━━ Records

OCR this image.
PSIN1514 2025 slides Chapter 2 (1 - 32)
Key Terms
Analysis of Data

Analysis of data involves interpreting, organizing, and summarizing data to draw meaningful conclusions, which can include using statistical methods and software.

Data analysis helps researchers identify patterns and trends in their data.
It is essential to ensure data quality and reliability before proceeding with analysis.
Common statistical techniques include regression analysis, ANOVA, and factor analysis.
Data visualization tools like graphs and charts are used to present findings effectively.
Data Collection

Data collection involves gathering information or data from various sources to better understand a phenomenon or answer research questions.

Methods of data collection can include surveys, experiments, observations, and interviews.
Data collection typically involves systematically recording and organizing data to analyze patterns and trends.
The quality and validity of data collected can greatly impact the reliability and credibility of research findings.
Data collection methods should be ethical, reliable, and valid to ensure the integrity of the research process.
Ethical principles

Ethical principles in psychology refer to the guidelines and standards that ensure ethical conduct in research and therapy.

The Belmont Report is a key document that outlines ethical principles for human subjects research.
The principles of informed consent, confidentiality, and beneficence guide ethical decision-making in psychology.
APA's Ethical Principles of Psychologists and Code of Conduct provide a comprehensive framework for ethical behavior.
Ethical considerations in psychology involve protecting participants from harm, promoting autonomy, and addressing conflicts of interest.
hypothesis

━━━━

*Task brief*: Report how many lines of the entries hold the string "statistical". Provide the number alone.

*Full output*: 2